*Set problem*. Copy every line of the material below word for word.

*Records for the task*.
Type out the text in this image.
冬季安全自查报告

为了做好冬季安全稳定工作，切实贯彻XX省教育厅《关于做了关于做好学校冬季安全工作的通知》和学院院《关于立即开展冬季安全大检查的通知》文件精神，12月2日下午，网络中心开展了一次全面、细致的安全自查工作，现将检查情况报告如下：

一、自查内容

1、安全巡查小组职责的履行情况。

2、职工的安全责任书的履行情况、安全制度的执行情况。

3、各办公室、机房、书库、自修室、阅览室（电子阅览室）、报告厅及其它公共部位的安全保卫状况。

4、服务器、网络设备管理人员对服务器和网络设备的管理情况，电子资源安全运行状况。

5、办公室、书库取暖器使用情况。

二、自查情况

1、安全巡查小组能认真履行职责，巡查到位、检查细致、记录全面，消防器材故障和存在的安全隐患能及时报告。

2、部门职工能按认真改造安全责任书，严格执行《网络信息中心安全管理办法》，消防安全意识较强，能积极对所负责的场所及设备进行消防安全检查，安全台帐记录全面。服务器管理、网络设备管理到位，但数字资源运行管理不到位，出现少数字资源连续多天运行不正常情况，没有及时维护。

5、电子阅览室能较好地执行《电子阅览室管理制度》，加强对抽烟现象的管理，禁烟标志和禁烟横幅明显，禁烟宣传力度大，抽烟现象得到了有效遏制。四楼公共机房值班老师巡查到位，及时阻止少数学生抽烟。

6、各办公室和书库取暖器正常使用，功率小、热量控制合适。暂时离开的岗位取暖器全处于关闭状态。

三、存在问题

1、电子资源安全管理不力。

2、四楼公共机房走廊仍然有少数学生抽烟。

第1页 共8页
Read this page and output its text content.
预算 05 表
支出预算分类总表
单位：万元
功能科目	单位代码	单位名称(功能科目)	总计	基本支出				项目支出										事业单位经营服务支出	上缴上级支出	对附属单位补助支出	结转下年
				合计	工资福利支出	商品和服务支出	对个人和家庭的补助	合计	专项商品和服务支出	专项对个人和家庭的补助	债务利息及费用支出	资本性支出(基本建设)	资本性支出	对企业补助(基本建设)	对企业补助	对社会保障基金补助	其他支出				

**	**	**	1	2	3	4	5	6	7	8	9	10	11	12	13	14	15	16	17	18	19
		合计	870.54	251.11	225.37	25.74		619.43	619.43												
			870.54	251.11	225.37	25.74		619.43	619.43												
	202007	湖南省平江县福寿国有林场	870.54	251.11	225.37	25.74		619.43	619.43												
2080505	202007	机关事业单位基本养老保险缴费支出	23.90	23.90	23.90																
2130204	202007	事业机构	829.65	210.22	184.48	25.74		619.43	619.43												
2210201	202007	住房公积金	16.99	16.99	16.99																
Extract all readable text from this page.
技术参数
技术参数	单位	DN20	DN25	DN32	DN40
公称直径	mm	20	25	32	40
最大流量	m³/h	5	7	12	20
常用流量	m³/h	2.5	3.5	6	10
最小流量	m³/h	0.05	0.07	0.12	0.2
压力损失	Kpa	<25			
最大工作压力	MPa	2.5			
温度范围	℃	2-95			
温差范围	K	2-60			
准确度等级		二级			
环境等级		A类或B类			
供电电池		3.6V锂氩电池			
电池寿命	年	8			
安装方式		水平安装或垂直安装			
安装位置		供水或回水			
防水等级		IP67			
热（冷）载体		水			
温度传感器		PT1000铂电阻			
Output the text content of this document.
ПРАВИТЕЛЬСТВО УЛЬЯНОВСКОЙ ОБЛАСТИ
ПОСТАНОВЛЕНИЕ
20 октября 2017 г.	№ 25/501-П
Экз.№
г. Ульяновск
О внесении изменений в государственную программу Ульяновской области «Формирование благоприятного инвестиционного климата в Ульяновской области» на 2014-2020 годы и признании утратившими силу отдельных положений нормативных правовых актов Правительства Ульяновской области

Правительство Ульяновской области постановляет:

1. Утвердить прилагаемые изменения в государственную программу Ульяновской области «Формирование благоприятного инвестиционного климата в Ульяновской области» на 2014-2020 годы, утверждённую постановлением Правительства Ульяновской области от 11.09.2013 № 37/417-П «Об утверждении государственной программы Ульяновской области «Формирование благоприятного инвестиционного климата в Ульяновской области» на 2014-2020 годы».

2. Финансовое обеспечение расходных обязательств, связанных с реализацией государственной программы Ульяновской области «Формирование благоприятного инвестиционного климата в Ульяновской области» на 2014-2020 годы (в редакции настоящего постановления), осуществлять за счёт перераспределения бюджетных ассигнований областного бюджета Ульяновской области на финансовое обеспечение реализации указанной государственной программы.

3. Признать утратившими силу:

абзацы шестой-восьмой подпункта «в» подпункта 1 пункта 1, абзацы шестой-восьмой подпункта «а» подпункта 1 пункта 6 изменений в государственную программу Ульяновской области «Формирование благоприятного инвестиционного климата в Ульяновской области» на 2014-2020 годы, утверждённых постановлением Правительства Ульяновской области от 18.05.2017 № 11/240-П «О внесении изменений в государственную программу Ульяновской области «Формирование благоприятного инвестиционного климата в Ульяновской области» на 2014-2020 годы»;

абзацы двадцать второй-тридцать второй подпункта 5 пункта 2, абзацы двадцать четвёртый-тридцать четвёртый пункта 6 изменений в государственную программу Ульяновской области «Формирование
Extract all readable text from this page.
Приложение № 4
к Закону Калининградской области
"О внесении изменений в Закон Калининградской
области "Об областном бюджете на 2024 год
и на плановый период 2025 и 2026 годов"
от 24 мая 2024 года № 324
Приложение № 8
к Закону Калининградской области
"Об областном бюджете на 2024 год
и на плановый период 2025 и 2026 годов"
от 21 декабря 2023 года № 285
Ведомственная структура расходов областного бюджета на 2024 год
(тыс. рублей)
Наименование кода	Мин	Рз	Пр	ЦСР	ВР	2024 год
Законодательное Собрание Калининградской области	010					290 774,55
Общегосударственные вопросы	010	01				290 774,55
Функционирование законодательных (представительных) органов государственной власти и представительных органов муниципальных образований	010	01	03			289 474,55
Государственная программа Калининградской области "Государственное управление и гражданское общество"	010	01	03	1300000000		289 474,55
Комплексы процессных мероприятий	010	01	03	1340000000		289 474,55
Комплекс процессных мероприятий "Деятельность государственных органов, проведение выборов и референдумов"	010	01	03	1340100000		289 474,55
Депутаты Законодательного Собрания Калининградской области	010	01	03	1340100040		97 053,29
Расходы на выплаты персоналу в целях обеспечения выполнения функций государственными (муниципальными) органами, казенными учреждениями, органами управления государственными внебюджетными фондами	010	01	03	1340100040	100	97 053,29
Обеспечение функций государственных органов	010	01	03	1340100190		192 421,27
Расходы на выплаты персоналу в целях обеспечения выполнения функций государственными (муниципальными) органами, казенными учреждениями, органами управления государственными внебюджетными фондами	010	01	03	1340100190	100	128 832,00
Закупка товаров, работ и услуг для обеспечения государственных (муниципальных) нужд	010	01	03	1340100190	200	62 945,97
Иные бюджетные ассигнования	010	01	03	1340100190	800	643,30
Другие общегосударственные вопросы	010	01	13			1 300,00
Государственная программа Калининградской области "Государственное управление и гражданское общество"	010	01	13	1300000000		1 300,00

*Full answer*.
Type out the text in this image.
冬季安全自查报告

为了做好冬季安全稳定工作，切实贯彻XX省教育厅《关于做了关于做好学校冬季安全工作的通知》和学院院《关于立即开展冬季安全大检查的通知》文件精神，12月2日下午，网络中心开展了一次全面、细致的安全自查工作，现将检查情况报告如下：

一、自查内容

1、安全巡查小组职责的履行情况。

2、职工的安全责任书的履行情况、安全制度的执行情况。

3、各办公室、机房、书库、自修室、阅览室（电子阅览室）、报告厅及其它公共部位的安全保卫状况。

4、服务器、网络设备管理人员对服务器和网络设备的管理情况，电子资源安全运行状况。

5、办公室、书库取暖器使用情况。

二、自查情况

1、安全巡查小组能认真履行职责，巡查到位、检查细致、记录全面，消防器材故障和存在的安全隐患能及时报告。

2、部门职工能按认真改造安全责任书，严格执行《网络信息中心安全管理办法》，消防安全意识较强，能积极对所负责的场所及设备进行消防安全检查，安全台帐记录全面。服务器管理、网络设备管理到位，但数字资源运行管理不到位，出现少数字资源连续多天运行不正常情况，没有及时维护。

5、电子阅览室能较好地执行《电子阅览室管理制度》，加强对抽烟现象的管理，禁烟标志和禁烟横幅明显，禁烟宣传力度大，抽烟现象得到了有效遏制。四楼公共机房值班老师巡查到位，及时阻止少数学生抽烟。

6、各办公室和书库取暖器正常使用，功率小、热量控制合适。暂时离开的岗位取暖器全处于关闭状态。

三、存在问题

1、电子资源安全管理不力。

2、四楼公共机房走廊仍然有少数学生抽烟。

第1页 共8页
Read this page and output its text content.
预算 05 表
支出预算分类总表
单位：万元
功能科目	单位代码	单位名称(功能科目)	总计	基本支出				项目支出										事业单位经营服务支出	上缴上级支出	对附属单位补助支出	结转下年
				合计	工资福利支出	商品和服务支出	对个人和家庭的补助	合计	专项商品和服务支出	专项对个人和家庭的补助	债务利息及费用支出	资本性支出(基本建设)	资本性支出	对企业补助(基本建设)	对企业补助	对社会保障基金补助	其他支出				

**	**	**	1	2	3	4	5	6	7	8	9	10	11	12	13	14	15	16	17	18	19
		合计	870.54	251.11	225.37	25.74		619.43	619.43												
			870.54	251.11	225.37	25.74		619.43	619.43												
	202007	湖南省平江县福寿国有林场	870.54	251.11	225.37	25.74		619.43	619.43												
2080505	202007	机关事业单位基本养老保险缴费支出	23.90	23.90	23.90																
2130204	202007	事业机构	829.65	210.22	184.48	25.74		619.43	619.43												
2210201	202007	住房公积金	16.99	16.99	16.99																
Extract all readable text from this page.
技术参数
技术参数	单位	DN20	DN25	DN32	DN40
公称直径	mm	20	25	32	40
最大流量	m³/h	5	7	12	20
常用流量	m³/h	2.5	3.5	6	10
最小流量	m³/h	0.05	0.07	0.12	0.2
压力损失	Kpa	<25			
最大工作压力	MPa	2.5			
温度范围	℃	2-95			
温差范围	K	2-60			
准确度等级		二级			
环境等级		A类或B类			
供电电池		3.6V锂氩电池			
电池寿命	年	8			
安装方式		水平安装或垂直安装			
安装位置		供水或回水			
防水等级		IP67			
热（冷）载体		水			
温度传感器		PT1000铂电阻			
Output the text content of this document.
ПРАВИТЕЛЬСТВО УЛЬЯНОВСКОЙ ОБЛАСТИ
ПОСТАНОВЛЕНИЕ
20 октября 2017 г.	№ 25/501-П
Экз.№
г. Ульяновск
О внесении изменений в государственную программу Ульяновской области «Формирование благоприятного инвестиционного климата в Ульяновской области» на 2014-2020 годы и признании утратившими силу отдельных положений нормативных правовых актов Правительства Ульяновской области

Правительство Ульяновской области постановляет:

1. Утвердить прилагаемые изменения в государственную программу Ульяновской области «Формирование благоприятного инвестиционного климата в Ульяновской области» на 2014-2020 годы, утверждённую постановлением Правительства Ульяновской области от 11.09.2013 № 37/417-П «Об утверждении государственной программы Ульяновской области «Формирование благоприятного инвестиционного климата в Ульяновской области» на 2014-2020 годы».

2. Финансовое обеспечение расходных обязательств, связанных с реализацией государственной программы Ульяновской области «Формирование благоприятного инвестиционного климата в Ульяновской области» на 2014-2020 годы (в редакции настоящего постановления), осуществлять за счёт перераспределения бюджетных ассигнований областного бюджета Ульяновской области на финансовое обеспечение реализации указанной государственной программы.

3. Признать утратившими силу:

абзацы шестой-восьмой подпункта «в» подпункта 1 пункта 1, абзацы шестой-восьмой подпункта «а» подпункта 1 пункта 6 изменений в государственную программу Ульяновской области «Формирование благоприятного инвестиционного климата в Ульяновской области» на 2014-2020 годы, утверждённых постановлением Правительства Ульяновской области от 18.05.2017 № 11/240-П «О внесении изменений в государственную программу Ульяновской области «Формирование благоприятного инвестиционного климата в Ульяновской области» на 2014-2020 годы»;

абзацы двадцать второй-тридцать второй подпункта 5 пункта 2, абзацы двадцать четвёртый-тридцать четвёртый пункта 6 изменений в государственную программу Ульяновской области «Формирование
Extract all readable text from this page.
Приложение № 4
к Закону Калининградской области
"О внесении изменений в Закон Калининградской
области "Об областном бюджете на 2024 год
и на плановый период 2025 и 2026 годов"
от 24 мая 2024 года № 324
Приложение № 8
к Закону Калининградской области
"Об областном бюджете на 2024 год
и на плановый период 2025 и 2026 годов"
от 21 декабря 2023 года № 285
Ведомственная структура расходов областного бюджета на 2024 год
(тыс. рублей)
Наименование кода	Мин	Рз	Пр	ЦСР	ВР	2024 год
Законодательное Собрание Калининградской области	010					290 774,55
Общегосударственные вопросы	010	01				290 774,55
Функционирование законодательных (представительных) органов государственной власти и представительных органов муниципальных образований	010	01	03			289 474,55
Государственная программа Калининградской области "Государственное управление и гражданское общество"	010	01	03	1300000000		289 474,55
Комплексы процессных мероприятий	010	01	03	1340000000		289 474,55
Комплекс процессных мероприятий "Деятельность государственных органов, проведение выборов и референдумов"	010	01	03	1340100000		289 474,55
Депутаты Законодательного Собрания Калининградской области	010	01	03	1340100040		97 053,29
Расходы на выплаты персоналу в целях обеспечения выполнения функций государственными (муниципальными) органами, казенными учреждениями, органами управления государственными внебюджетными фондами	010	01	03	1340100040	100	97 053,29
Обеспечение функций государственных органов	010	01	03	1340100190		192 421,27
Расходы на выплаты персоналу в целях обеспечения выполнения функций государственными (муниципальными) органами, казенными учреждениями, органами управления государственными внебюджетными фондами	010	01	03	1340100190	100	128 832,00
Закупка товаров, работ и услуг для обеспечения государственных (муниципальных) нужд	010	01	03	1340100190	200	62 945,97
Иные бюджетные ассигнования	010	01	03	1340100190	800	643,30
Другие общегосударственные вопросы	010	01	13			1 300,00
Государственная программа Калининградской области "Государственное управление и гражданское общество"	010	01	13	1300000000		1 300,00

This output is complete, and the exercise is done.